— WHAT THIS TASK INVOLVES —
All the data must come back unchanged, except that pictures are left out.

— GIVEN RECORDS —
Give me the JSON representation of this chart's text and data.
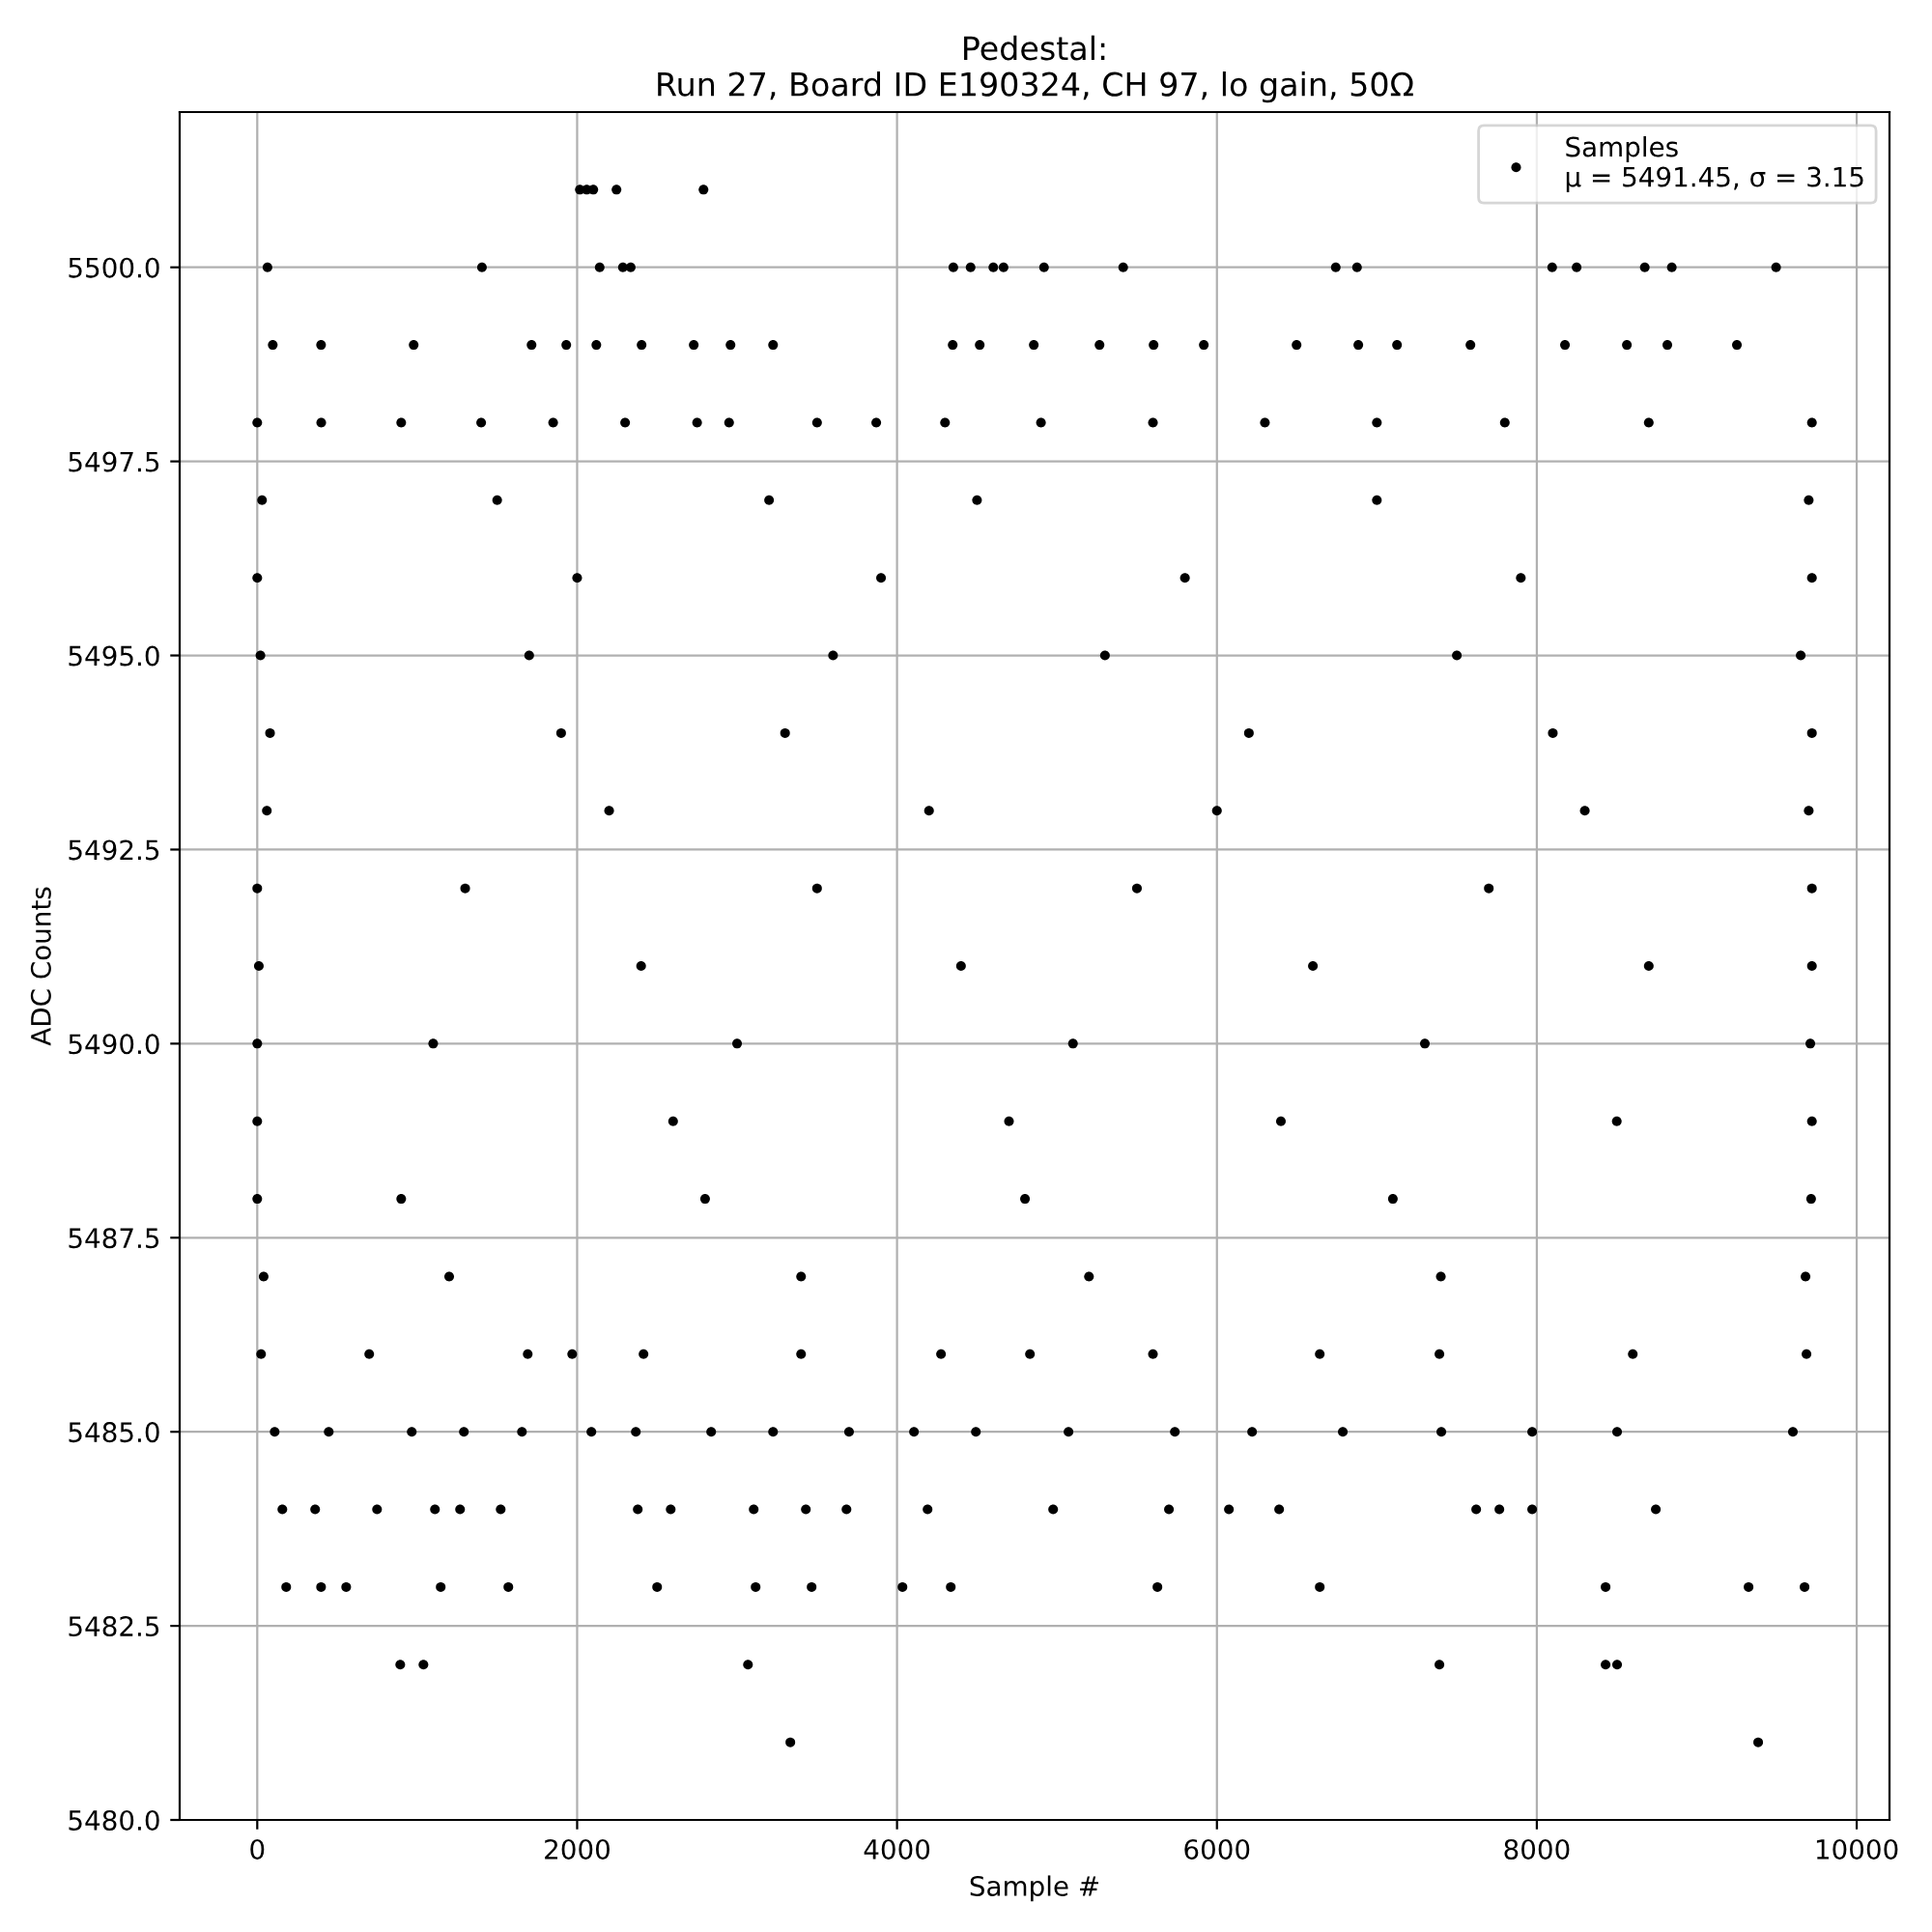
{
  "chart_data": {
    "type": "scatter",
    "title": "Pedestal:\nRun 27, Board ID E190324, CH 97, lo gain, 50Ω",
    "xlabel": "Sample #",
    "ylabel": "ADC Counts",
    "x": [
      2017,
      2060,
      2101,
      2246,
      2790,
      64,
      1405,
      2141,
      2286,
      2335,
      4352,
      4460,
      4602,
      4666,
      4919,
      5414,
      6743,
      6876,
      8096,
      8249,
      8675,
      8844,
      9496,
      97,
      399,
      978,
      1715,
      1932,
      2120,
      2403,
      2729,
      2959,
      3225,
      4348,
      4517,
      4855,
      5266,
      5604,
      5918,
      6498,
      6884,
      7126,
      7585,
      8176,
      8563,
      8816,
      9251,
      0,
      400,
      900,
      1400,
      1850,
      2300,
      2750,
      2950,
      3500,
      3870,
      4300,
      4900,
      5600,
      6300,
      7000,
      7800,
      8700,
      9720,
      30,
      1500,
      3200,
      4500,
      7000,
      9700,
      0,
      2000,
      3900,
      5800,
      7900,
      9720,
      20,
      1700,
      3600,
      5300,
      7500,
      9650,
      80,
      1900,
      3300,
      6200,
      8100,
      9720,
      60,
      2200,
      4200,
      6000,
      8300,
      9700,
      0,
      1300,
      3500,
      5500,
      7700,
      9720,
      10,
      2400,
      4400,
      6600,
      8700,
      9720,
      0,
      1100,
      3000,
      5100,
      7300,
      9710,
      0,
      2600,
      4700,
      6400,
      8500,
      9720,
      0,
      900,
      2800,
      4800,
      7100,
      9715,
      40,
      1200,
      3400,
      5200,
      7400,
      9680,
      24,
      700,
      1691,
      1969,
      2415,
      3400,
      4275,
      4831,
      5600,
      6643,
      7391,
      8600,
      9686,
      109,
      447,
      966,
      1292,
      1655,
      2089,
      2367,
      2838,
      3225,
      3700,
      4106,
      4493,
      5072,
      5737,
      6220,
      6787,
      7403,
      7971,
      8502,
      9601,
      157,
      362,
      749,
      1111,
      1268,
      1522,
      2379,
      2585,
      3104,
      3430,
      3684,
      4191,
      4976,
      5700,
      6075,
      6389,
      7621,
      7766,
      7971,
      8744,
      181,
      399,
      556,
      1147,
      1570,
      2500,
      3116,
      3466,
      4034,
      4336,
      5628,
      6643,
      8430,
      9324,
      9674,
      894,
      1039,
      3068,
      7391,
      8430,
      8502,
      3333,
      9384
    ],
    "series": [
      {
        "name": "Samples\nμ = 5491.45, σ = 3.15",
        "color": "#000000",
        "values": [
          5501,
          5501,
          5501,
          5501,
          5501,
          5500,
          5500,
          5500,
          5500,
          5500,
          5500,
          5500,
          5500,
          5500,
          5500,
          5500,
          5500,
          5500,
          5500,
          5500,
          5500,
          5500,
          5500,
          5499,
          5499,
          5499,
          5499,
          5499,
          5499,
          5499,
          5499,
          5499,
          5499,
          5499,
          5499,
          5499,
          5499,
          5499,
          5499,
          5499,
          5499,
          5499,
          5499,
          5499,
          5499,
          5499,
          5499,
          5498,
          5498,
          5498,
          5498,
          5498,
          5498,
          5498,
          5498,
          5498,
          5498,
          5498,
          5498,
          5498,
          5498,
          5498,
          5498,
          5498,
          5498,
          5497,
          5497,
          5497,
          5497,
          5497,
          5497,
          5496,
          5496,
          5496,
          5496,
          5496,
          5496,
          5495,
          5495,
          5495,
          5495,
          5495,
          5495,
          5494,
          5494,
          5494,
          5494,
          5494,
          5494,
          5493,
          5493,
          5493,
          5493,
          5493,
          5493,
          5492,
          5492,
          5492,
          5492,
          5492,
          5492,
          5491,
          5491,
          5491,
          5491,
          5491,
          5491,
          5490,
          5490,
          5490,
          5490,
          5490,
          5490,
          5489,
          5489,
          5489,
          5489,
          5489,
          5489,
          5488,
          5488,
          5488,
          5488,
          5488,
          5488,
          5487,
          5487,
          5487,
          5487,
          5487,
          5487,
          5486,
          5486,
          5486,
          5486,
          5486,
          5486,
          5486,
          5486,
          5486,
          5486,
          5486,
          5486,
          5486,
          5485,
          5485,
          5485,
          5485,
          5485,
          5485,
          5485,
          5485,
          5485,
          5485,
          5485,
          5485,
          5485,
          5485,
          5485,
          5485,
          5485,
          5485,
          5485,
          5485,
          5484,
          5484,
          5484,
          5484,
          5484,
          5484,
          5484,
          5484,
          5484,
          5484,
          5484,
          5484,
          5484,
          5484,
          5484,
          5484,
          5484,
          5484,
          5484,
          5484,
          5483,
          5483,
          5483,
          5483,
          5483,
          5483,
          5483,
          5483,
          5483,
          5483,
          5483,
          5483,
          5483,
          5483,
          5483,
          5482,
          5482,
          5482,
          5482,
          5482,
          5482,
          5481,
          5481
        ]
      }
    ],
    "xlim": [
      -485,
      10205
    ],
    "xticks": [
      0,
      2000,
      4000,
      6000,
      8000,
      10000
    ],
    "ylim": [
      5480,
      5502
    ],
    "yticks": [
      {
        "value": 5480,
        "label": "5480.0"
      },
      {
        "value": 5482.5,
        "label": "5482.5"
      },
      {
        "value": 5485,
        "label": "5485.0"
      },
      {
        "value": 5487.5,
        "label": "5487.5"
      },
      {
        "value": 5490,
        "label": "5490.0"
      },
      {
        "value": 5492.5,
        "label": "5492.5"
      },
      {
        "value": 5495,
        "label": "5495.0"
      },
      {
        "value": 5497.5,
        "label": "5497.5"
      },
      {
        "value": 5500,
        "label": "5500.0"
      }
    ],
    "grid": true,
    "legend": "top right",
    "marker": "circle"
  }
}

— EXERCISE ANSWER —
Give me the JSON representation of this chart's text and data.
{
  "chart_data": {
    "type": "scatter",
    "title": "Pedestal:\nRun 27, Board ID E190324, CH 97, lo gain, 50Ω",
    "xlabel": "Sample #",
    "ylabel": "ADC Counts",
    "x": [
      2017,
      2060,
      2101,
      2246,
      2790,
      64,
      1405,
      2141,
      2286,
      2335,
      4352,
      4460,
      4602,
      4666,
      4919,
      5414,
      6743,
      6876,
      8096,
      8249,
      8675,
      8844,
      9496,
      97,
      399,
      978,
      1715,
      1932,
      2120,
      2403,
      2729,
      2959,
      3225,
      4348,
      4517,
      4855,
      5266,
      5604,
      5918,
      6498,
      6884,
      7126,
      7585,
      8176,
      8563,
      8816,
      9251,
      0,
      400,
      900,
      1400,
      1850,
      2300,
      2750,
      2950,
      3500,
      3870,
      4300,
      4900,
      5600,
      6300,
      7000,
      7800,
      8700,
      9720,
      30,
      1500,
      3200,
      4500,
      7000,
      9700,
      0,
      2000,
      3900,
      5800,
      7900,
      9720,
      20,
      1700,
      3600,
      5300,
      7500,
      9650,
      80,
      1900,
      3300,
      6200,
      8100,
      9720,
      60,
      2200,
      4200,
      6000,
      8300,
      9700,
      0,
      1300,
      3500,
      5500,
      7700,
      9720,
      10,
      2400,
      4400,
      6600,
      8700,
      9720,
      0,
      1100,
      3000,
      5100,
      7300,
      9710,
      0,
      2600,
      4700,
      6400,
      8500,
      9720,
      0,
      900,
      2800,
      4800,
      7100,
      9715,
      40,
      1200,
      3400,
      5200,
      7400,
      9680,
      24,
      700,
      1691,
      1969,
      2415,
      3400,
      4275,
      4831,
      5600,
      6643,
      7391,
      8600,
      9686,
      109,
      447,
      966,
      1292,
      1655,
      2089,
      2367,
      2838,
      3225,
      3700,
      4106,
      4493,
      5072,
      5737,
      6220,
      6787,
      7403,
      7971,
      8502,
      9601,
      157,
      362,
      749,
      1111,
      1268,
      1522,
      2379,
      2585,
      3104,
      3430,
      3684,
      4191,
      4976,
      5700,
      6075,
      6389,
      7621,
      7766,
      7971,
      8744,
      181,
      399,
      556,
      1147,
      1570,
      2500,
      3116,
      3466,
      4034,
      4336,
      5628,
      6643,
      8430,
      9324,
      9674,
      894,
      1039,
      3068,
      7391,
      8430,
      8502,
      3333,
      9384
    ],
    "series": [
      {
        "name": "Samples\nμ = 5491.45, σ = 3.15",
        "color": "#000000",
        "values": [
          5501,
          5501,
          5501,
          5501,
          5501,
          5500,
          5500,
          5500,
          5500,
          5500,
          5500,
          5500,
          5500,
          5500,
          5500,
          5500,
          5500,
          5500,
          5500,
          5500,
          5500,
          5500,
          5500,
          5499,
          5499,
          5499,
          5499,
          5499,
          5499,
          5499,
          5499,
          5499,
          5499,
          5499,
          5499,
          5499,
          5499,
          5499,
          5499,
          5499,
          5499,
          5499,
          5499,
          5499,
          5499,
          5499,
          5499,
          5498,
          5498,
          5498,
          5498,
          5498,
          5498,
          5498,
          5498,
          5498,
          5498,
          5498,
          5498,
          5498,
          5498,
          5498,
          5498,
          5498,
          5498,
          5497,
          5497,
          5497,
          5497,
          5497,
          5497,
          5496,
          5496,
          5496,
          5496,
          5496,
          5496,
          5495,
          5495,
          5495,
          5495,
          5495,
          5495,
          5494,
          5494,
          5494,
          5494,
          5494,
          5494,
          5493,
          5493,
          5493,
          5493,
          5493,
          5493,
          5492,
          5492,
          5492,
          5492,
          5492,
          5492,
          5491,
          5491,
          5491,
          5491,
          5491,
          5491,
          5490,
          5490,
          5490,
          5490,
          5490,
          5490,
          5489,
          5489,
          5489,
          5489,
          5489,
          5489,
          5488,
          5488,
          5488,
          5488,
          5488,
          5488,
          5487,
          5487,
          5487,
          5487,
          5487,
          5487,
          5486,
          5486,
          5486,
          5486,
          5486,
          5486,
          5486,
          5486,
          5486,
          5486,
          5486,
          5486,
          5486,
          5485,
          5485,
          5485,
          5485,
          5485,
          5485,
          5485,
          5485,
          5485,
          5485,
          5485,
          5485,
          5485,
          5485,
          5485,
          5485,
          5485,
          5485,
          5485,
          5485,
          5484,
          5484,
          5484,
          5484,
          5484,
          5484,
          5484,
          5484,
          5484,
          5484,
          5484,
          5484,
          5484,
          5484,
          5484,
          5484,
          5484,
          5484,
          5484,
          5484,
          5483,
          5483,
          5483,
          5483,
          5483,
          5483,
          5483,
          5483,
          5483,
          5483,
          5483,
          5483,
          5483,
          5483,
          5483,
          5482,
          5482,
          5482,
          5482,
          5482,
          5482,
          5481,
          5481
        ]
      }
    ],
    "xlim": [
      -485,
      10205
    ],
    "xticks": [
      0,
      2000,
      4000,
      6000,
      8000,
      10000
    ],
    "ylim": [
      5480,
      5502
    ],
    "yticks": [
      {
        "value": 5480,
        "label": "5480.0"
      },
      {
        "value": 5482.5,
        "label": "5482.5"
      },
      {
        "value": 5485,
        "label": "5485.0"
      },
      {
        "value": 5487.5,
        "label": "5487.5"
      },
      {
        "value": 5490,
        "label": "5490.0"
      },
      {
        "value": 5492.5,
        "label": "5492.5"
      },
      {
        "value": 5495,
        "label": "5495.0"
      },
      {
        "value": 5497.5,
        "label": "5497.5"
      },
      {
        "value": 5500,
        "label": "5500.0"
      }
    ],
    "grid": true,
    "legend": "top right",
    "marker": "circle"
  }
}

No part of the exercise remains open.